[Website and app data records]
++++++++++

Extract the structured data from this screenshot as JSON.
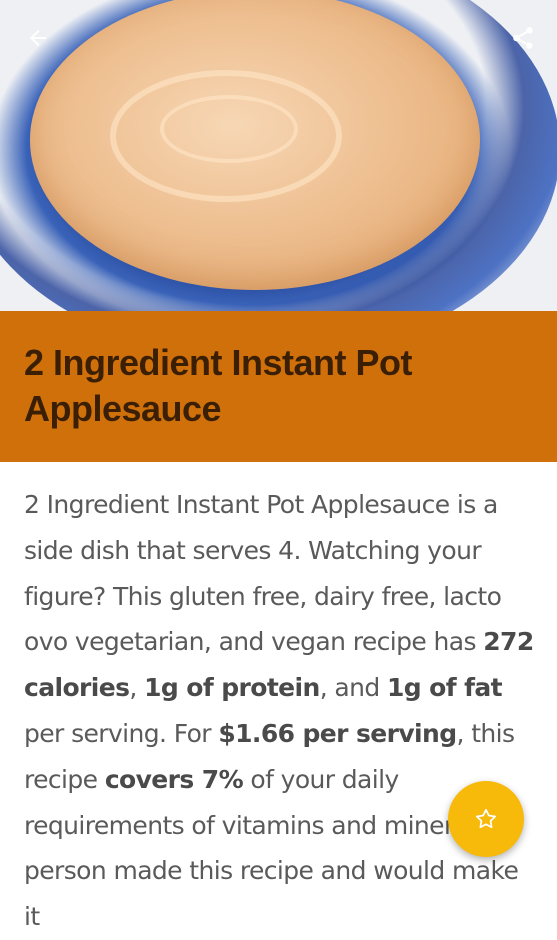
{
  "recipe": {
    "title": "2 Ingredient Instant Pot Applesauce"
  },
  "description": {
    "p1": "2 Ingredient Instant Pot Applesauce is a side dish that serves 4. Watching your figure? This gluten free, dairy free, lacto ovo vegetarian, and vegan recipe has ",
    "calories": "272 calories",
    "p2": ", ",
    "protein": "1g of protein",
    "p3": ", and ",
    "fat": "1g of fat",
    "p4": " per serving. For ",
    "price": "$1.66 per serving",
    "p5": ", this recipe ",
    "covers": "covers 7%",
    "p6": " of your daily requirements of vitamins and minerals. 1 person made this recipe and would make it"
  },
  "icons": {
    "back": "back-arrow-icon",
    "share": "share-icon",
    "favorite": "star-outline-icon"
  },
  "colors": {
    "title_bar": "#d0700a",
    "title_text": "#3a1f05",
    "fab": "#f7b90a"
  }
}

++++++++++

[Problem to work on]
Only lines containing the string "Applesauce" belong in the answer; find them in the data above and copy them.

[Finished task]
    "title": "2 Ingredient Instant Pot Applesauce"
    "p1": "2 Ingredient Instant Pot Applesauce is a side dish that serves 4. Watching your figure? This gluten free, dairy free, lacto ovo vegetarian, and vegan recipe has ",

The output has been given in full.